
    “I agree about Sarah Palin, I don’t know if she is a liar”

    She is a pathological liar. Many people have come out of the woodwork to point out concrete examples of different lies she has told. Also watch 60 Minutes tomorrow night.

  3. maverratick:

    I was using those an example of possibilities of discussions one could have. I hadn’t planned on discussing them. Just an example for a reply to your post.

    so what do you base your arguments on now? There must be some fundamental principle you use. Sanctity of the individual, sovereignty of the king, he who has the gold makes the rules?

    I agree about Sarah Palin, I don’t know if she is a liar but I have a fundamental disagreement with her on the grounds that she isn’t much more than a warmed over populist. I base this on her debate with Joe Biden. I was very disappointed because of the hype that preceded her. Her economic views for the most part are similar to W’s. One compassionate conservative was enough.

    This is a very good essay by Prof. C. Bradley Thompson of Clemson University on the problem with conservatism.


  4. Neither of those positions is factually disprovable.

    I think I agree with you on Marxism but actually I suspect neither of us is really familiar with it enough to talk. A lot of weird stuff has been branded as Marxist and self-advertised as Marxism; I don’t think even the Soviet Union was implementing Marxism, or even Communism, with their stupid economic system that produced visibly poor results.

§ Supplied entries:
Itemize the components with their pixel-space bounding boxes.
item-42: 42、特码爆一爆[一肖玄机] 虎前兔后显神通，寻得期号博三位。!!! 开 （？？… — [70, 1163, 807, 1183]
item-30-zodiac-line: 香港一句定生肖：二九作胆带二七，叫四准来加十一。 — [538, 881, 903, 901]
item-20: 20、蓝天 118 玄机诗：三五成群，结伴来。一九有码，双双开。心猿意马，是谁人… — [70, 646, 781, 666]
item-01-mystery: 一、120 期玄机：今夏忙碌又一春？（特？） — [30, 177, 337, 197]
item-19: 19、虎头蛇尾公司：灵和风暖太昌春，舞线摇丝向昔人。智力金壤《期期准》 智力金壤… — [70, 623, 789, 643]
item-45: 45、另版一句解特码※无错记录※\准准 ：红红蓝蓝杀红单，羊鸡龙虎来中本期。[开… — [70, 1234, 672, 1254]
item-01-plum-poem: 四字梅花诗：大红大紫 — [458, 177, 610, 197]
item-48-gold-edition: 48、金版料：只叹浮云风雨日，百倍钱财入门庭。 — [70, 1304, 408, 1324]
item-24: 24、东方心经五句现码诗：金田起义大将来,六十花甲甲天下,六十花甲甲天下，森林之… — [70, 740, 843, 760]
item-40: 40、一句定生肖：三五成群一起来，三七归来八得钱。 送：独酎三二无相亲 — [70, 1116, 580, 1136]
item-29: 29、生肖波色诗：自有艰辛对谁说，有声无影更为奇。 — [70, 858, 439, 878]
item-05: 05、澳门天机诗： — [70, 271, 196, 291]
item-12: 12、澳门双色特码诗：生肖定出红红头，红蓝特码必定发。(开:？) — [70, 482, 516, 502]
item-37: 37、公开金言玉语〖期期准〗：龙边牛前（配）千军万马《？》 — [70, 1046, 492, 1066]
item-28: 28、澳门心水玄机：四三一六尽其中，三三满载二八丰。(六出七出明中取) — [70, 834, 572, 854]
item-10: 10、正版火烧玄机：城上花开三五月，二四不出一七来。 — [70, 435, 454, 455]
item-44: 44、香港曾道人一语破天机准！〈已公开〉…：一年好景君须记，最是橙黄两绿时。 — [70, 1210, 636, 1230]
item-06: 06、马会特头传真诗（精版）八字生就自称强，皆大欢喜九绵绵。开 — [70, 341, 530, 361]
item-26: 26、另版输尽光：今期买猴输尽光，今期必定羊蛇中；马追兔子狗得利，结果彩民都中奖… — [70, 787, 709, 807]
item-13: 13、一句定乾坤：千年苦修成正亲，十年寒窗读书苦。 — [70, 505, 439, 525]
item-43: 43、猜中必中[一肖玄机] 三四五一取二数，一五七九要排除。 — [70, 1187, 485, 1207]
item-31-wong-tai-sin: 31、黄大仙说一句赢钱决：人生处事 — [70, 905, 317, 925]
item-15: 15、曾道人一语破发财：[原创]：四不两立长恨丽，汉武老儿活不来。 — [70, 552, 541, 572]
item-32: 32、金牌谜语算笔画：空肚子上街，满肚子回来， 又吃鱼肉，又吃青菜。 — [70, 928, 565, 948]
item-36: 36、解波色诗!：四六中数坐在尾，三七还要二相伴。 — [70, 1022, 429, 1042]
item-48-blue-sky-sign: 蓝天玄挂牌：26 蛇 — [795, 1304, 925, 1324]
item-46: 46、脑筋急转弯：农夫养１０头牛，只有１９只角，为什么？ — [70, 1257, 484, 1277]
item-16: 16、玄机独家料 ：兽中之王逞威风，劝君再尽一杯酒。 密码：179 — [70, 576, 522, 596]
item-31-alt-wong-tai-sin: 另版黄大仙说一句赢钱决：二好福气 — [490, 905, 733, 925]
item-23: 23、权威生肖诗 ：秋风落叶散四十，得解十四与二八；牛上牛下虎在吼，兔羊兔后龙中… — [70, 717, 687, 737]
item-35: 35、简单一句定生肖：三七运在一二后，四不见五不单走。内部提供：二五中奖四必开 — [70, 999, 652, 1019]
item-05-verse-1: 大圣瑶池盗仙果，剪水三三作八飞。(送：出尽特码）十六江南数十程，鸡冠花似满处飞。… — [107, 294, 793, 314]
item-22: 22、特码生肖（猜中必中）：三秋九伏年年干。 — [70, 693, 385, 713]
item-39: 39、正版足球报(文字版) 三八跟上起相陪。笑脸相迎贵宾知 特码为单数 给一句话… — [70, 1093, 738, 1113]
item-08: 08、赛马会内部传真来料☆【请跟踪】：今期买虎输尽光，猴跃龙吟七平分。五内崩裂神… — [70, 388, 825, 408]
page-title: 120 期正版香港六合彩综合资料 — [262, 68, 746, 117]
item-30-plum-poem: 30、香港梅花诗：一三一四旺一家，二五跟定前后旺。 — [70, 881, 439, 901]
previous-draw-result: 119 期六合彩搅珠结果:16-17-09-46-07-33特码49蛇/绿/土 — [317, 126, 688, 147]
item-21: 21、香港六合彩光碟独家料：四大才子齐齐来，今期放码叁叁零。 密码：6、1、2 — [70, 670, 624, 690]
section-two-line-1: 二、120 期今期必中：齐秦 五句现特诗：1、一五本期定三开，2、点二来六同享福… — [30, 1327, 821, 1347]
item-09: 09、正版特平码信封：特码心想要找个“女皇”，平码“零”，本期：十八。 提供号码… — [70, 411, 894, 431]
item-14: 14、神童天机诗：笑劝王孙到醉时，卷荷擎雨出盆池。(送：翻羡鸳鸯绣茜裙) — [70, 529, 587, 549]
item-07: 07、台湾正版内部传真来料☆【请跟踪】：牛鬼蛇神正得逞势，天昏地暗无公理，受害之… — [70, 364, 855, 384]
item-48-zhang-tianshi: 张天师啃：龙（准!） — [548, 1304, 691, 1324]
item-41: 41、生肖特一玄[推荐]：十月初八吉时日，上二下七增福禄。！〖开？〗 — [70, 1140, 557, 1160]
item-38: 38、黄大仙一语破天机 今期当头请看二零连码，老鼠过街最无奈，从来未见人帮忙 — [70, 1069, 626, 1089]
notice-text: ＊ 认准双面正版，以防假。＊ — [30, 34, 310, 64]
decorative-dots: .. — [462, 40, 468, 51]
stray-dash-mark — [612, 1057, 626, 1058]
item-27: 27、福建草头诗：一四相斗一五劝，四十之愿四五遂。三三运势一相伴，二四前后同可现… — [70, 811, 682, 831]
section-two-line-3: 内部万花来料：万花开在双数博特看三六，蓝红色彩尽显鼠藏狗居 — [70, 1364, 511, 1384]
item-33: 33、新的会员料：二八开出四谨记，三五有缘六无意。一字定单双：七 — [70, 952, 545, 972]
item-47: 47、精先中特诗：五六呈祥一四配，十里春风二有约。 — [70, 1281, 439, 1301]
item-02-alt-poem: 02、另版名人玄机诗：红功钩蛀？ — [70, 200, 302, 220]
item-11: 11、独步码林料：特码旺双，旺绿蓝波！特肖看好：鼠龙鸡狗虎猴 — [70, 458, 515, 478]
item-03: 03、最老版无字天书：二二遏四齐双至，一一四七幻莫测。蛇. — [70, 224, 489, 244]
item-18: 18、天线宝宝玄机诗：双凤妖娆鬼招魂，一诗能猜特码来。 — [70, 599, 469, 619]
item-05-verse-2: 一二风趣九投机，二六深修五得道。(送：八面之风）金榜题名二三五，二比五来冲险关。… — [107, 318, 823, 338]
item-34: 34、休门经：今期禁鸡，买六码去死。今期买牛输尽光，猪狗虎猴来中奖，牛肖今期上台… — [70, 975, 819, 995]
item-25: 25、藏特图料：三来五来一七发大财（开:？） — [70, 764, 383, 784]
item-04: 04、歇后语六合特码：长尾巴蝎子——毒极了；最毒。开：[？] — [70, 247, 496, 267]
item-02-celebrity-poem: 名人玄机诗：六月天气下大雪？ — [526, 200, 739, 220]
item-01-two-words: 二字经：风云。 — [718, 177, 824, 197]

§ Explore the material:
1: Write out everything in the comment thread from "She is a pathological" down to "makes the rules?".
2: For each statement, answer yes or no according to the comment thread, and quote the words that decide it. (a) The comment under "maverratick" bases its disagreement with Sarah Palin on her debate with Joe Biden. (b) The recommended essay on the problem with conservatism is by a professor at Harvard University. (c) The last comment holds that the Soviet Union was implementing Marxism.

§ Solutions below:
1:
She is a pathological liar. Many people have come out of the woodwork to point out concrete examples of different lies she has told. Also watch 60 Minutes tomorrow night.

  3. maverratick:

    I was using those an example of possibilities of discussions one could have. I hadn’t planned on discussing them. Just an example for a reply to your post.

    so what do you base your arguments on now? There must be some fundamental principle you use. Sanctity of the individual, sovereignty of the king, he who has the gold makes the rules?

2:
(a) Yes: "I base this on her debate with Joe Biden."
(b) No: "Prof. C. Bradley Thompson of Clemson University"
(c) No: "I don’t think even the Soviet Union was implementing Marxism, or even Communism"